[Extracted records]
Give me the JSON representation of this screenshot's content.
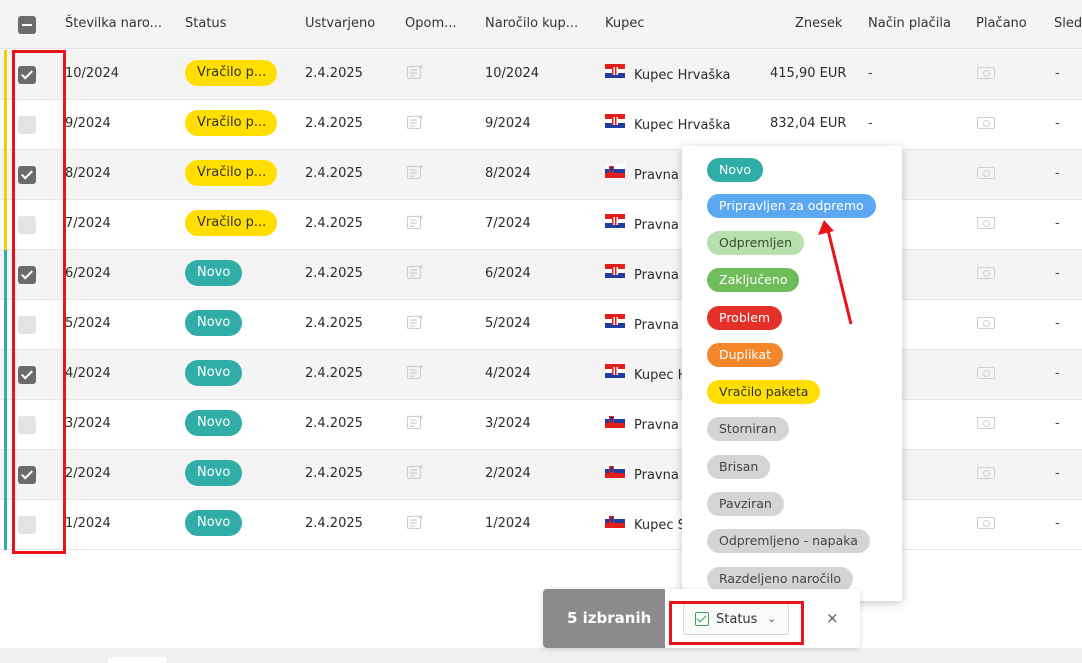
{
  "columns": [
    "Številka naro...",
    "Status",
    "Ustvarjeno",
    "Opom...",
    "Naročilo kup...",
    "Kupec",
    "Znesek",
    "Način plačila",
    "Plačano",
    "Sled"
  ],
  "rows": [
    {
      "num": "10/2024",
      "status": "Vračilo p...",
      "status_type": "yellow",
      "created": "2.4.2025",
      "order": "10/2024",
      "flag": "hr",
      "buyer": "Kupec Hrvaška",
      "amount": "415,90 EUR",
      "payment": "-",
      "track": "-",
      "checked": true,
      "bar": "#f5cd00"
    },
    {
      "num": "9/2024",
      "status": "Vračilo p...",
      "status_type": "yellow",
      "created": "2.4.2025",
      "order": "9/2024",
      "flag": "hr",
      "buyer": "Kupec Hrvaška",
      "amount": "832,04 EUR",
      "payment": "-",
      "track": "-",
      "checked": false,
      "bar": "#f5cd00"
    },
    {
      "num": "8/2024",
      "status": "Vračilo p...",
      "status_type": "yellow",
      "created": "2.4.2025",
      "order": "8/2024",
      "flag": "si",
      "buyer": "Pravna o",
      "amount": "",
      "payment": "",
      "track": "-",
      "checked": true,
      "bar": "#f5cd00"
    },
    {
      "num": "7/2024",
      "status": "Vračilo p...",
      "status_type": "yellow",
      "created": "2.4.2025",
      "order": "7/2024",
      "flag": "hr",
      "buyer": "Pravna o",
      "amount": "",
      "payment": "",
      "track": "-",
      "checked": false,
      "bar": "#f5cd00"
    },
    {
      "num": "6/2024",
      "status": "Novo",
      "status_type": "teal",
      "created": "2.4.2025",
      "order": "6/2024",
      "flag": "hr",
      "buyer": "Pravna o",
      "amount": "",
      "payment": "",
      "track": "-",
      "checked": true,
      "bar": "#2fada6"
    },
    {
      "num": "5/2024",
      "status": "Novo",
      "status_type": "teal",
      "created": "2.4.2025",
      "order": "5/2024",
      "flag": "hr",
      "buyer": "Pravna o",
      "amount": "",
      "payment": "",
      "track": "-",
      "checked": false,
      "bar": "#2fada6"
    },
    {
      "num": "4/2024",
      "status": "Novo",
      "status_type": "teal",
      "created": "2.4.2025",
      "order": "4/2024",
      "flag": "hr",
      "buyer": "Kupec H",
      "amount": "",
      "payment": "",
      "track": "-",
      "checked": true,
      "bar": "#2fada6"
    },
    {
      "num": "3/2024",
      "status": "Novo",
      "status_type": "teal",
      "created": "2.4.2025",
      "order": "3/2024",
      "flag": "si",
      "buyer": "Pravna o",
      "amount": "",
      "payment": "",
      "track": "-",
      "checked": false,
      "bar": "#2fada6"
    },
    {
      "num": "2/2024",
      "status": "Novo",
      "status_type": "teal",
      "created": "2.4.2025",
      "order": "2/2024",
      "flag": "si",
      "buyer": "Pravna o",
      "amount": "",
      "payment": "",
      "track": "-",
      "checked": true,
      "bar": "#2fada6"
    },
    {
      "num": "1/2024",
      "status": "Novo",
      "status_type": "teal",
      "created": "2.4.2025",
      "order": "1/2024",
      "flag": "si",
      "buyer": "Kupec S",
      "amount": "",
      "payment": "",
      "track": "-",
      "checked": false,
      "bar": "#2fada6"
    }
  ],
  "status_menu": [
    {
      "label": "Novo",
      "bg": "#2fada6",
      "fg": "#ffffff"
    },
    {
      "label": "Pripravljen za odpremo",
      "bg": "#5ba7f0",
      "fg": "#ffffff"
    },
    {
      "label": "Odpremljen",
      "bg": "#b9dfae",
      "fg": "#2f4f2a"
    },
    {
      "label": "Zaključeno",
      "bg": "#6ebc5a",
      "fg": "#ffffff"
    },
    {
      "label": "Problem",
      "bg": "#e5302a",
      "fg": "#ffffff"
    },
    {
      "label": "Duplikat",
      "bg": "#f3862a",
      "fg": "#ffffff"
    },
    {
      "label": "Vračilo paketa",
      "bg": "#ffde00",
      "fg": "#333333"
    },
    {
      "label": "Storniran",
      "bg": "#d4d4d6",
      "fg": "#444444"
    },
    {
      "label": "Brisan",
      "bg": "#d4d4d6",
      "fg": "#444444"
    },
    {
      "label": "Pavziran",
      "bg": "#d4d4d6",
      "fg": "#444444"
    },
    {
      "label": "Odpremljeno - napaka",
      "bg": "#d4d4d6",
      "fg": "#444444"
    },
    {
      "label": "Razdeljeno naročilo",
      "bg": "#d4d4d6",
      "fg": "#444444"
    }
  ],
  "bulk": {
    "count_label": "5 izbranih",
    "status_label": "Status",
    "close": "×"
  }
}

Exercise objective: Repeat the data exactly, excluding the pictures.

Result of the task:
Give me the JSON representation of this screenshot's content.
{
  "columns": [
    "Številka naro...",
    "Status",
    "Ustvarjeno",
    "Opom...",
    "Naročilo kup...",
    "Kupec",
    "Znesek",
    "Način plačila",
    "Plačano",
    "Sled"
  ],
  "rows": [
    {
      "num": "10/2024",
      "status": "Vračilo p...",
      "status_type": "yellow",
      "created": "2.4.2025",
      "order": "10/2024",
      "flag": "hr",
      "buyer": "Kupec Hrvaška",
      "amount": "415,90 EUR",
      "payment": "-",
      "track": "-",
      "checked": true,
      "bar": "#f5cd00"
    },
    {
      "num": "9/2024",
      "status": "Vračilo p...",
      "status_type": "yellow",
      "created": "2.4.2025",
      "order": "9/2024",
      "flag": "hr",
      "buyer": "Kupec Hrvaška",
      "amount": "832,04 EUR",
      "payment": "-",
      "track": "-",
      "checked": false,
      "bar": "#f5cd00"
    },
    {
      "num": "8/2024",
      "status": "Vračilo p...",
      "status_type": "yellow",
      "created": "2.4.2025",
      "order": "8/2024",
      "flag": "si",
      "buyer": "Pravna o",
      "amount": "",
      "payment": "",
      "track": "-",
      "checked": true,
      "bar": "#f5cd00"
    },
    {
      "num": "7/2024",
      "status": "Vračilo p...",
      "status_type": "yellow",
      "created": "2.4.2025",
      "order": "7/2024",
      "flag": "hr",
      "buyer": "Pravna o",
      "amount": "",
      "payment": "",
      "track": "-",
      "checked": false,
      "bar": "#f5cd00"
    },
    {
      "num": "6/2024",
      "status": "Novo",
      "status_type": "teal",
      "created": "2.4.2025",
      "order": "6/2024",
      "flag": "hr",
      "buyer": "Pravna o",
      "amount": "",
      "payment": "",
      "track": "-",
      "checked": true,
      "bar": "#2fada6"
    },
    {
      "num": "5/2024",
      "status": "Novo",
      "status_type": "teal",
      "created": "2.4.2025",
      "order": "5/2024",
      "flag": "hr",
      "buyer": "Pravna o",
      "amount": "",
      "payment": "",
      "track": "-",
      "checked": false,
      "bar": "#2fada6"
    },
    {
      "num": "4/2024",
      "status": "Novo",
      "status_type": "teal",
      "created": "2.4.2025",
      "order": "4/2024",
      "flag": "hr",
      "buyer": "Kupec H",
      "amount": "",
      "payment": "",
      "track": "-",
      "checked": true,
      "bar": "#2fada6"
    },
    {
      "num": "3/2024",
      "status": "Novo",
      "status_type": "teal",
      "created": "2.4.2025",
      "order": "3/2024",
      "flag": "si",
      "buyer": "Pravna o",
      "amount": "",
      "payment": "",
      "track": "-",
      "checked": false,
      "bar": "#2fada6"
    },
    {
      "num": "2/2024",
      "status": "Novo",
      "status_type": "teal",
      "created": "2.4.2025",
      "order": "2/2024",
      "flag": "si",
      "buyer": "Pravna o",
      "amount": "",
      "payment": "",
      "track": "-",
      "checked": true,
      "bar": "#2fada6"
    },
    {
      "num": "1/2024",
      "status": "Novo",
      "status_type": "teal",
      "created": "2.4.2025",
      "order": "1/2024",
      "flag": "si",
      "buyer": "Kupec S",
      "amount": "",
      "payment": "",
      "track": "-",
      "checked": false,
      "bar": "#2fada6"
    }
  ],
  "status_menu": [
    {
      "label": "Novo",
      "bg": "#2fada6",
      "fg": "#ffffff"
    },
    {
      "label": "Pripravljen za odpremo",
      "bg": "#5ba7f0",
      "fg": "#ffffff"
    },
    {
      "label": "Odpremljen",
      "bg": "#b9dfae",
      "fg": "#2f4f2a"
    },
    {
      "label": "Zaključeno",
      "bg": "#6ebc5a",
      "fg": "#ffffff"
    },
    {
      "label": "Problem",
      "bg": "#e5302a",
      "fg": "#ffffff"
    },
    {
      "label": "Duplikat",
      "bg": "#f3862a",
      "fg": "#ffffff"
    },
    {
      "label": "Vračilo paketa",
      "bg": "#ffde00",
      "fg": "#333333"
    },
    {
      "label": "Storniran",
      "bg": "#d4d4d6",
      "fg": "#444444"
    },
    {
      "label": "Brisan",
      "bg": "#d4d4d6",
      "fg": "#444444"
    },
    {
      "label": "Pavziran",
      "bg": "#d4d4d6",
      "fg": "#444444"
    },
    {
      "label": "Odpremljeno - napaka",
      "bg": "#d4d4d6",
      "fg": "#444444"
    },
    {
      "label": "Razdeljeno naročilo",
      "bg": "#d4d4d6",
      "fg": "#444444"
    }
  ],
  "bulk": {
    "count_label": "5 izbranih",
    "status_label": "Status",
    "close": "×"
  }
}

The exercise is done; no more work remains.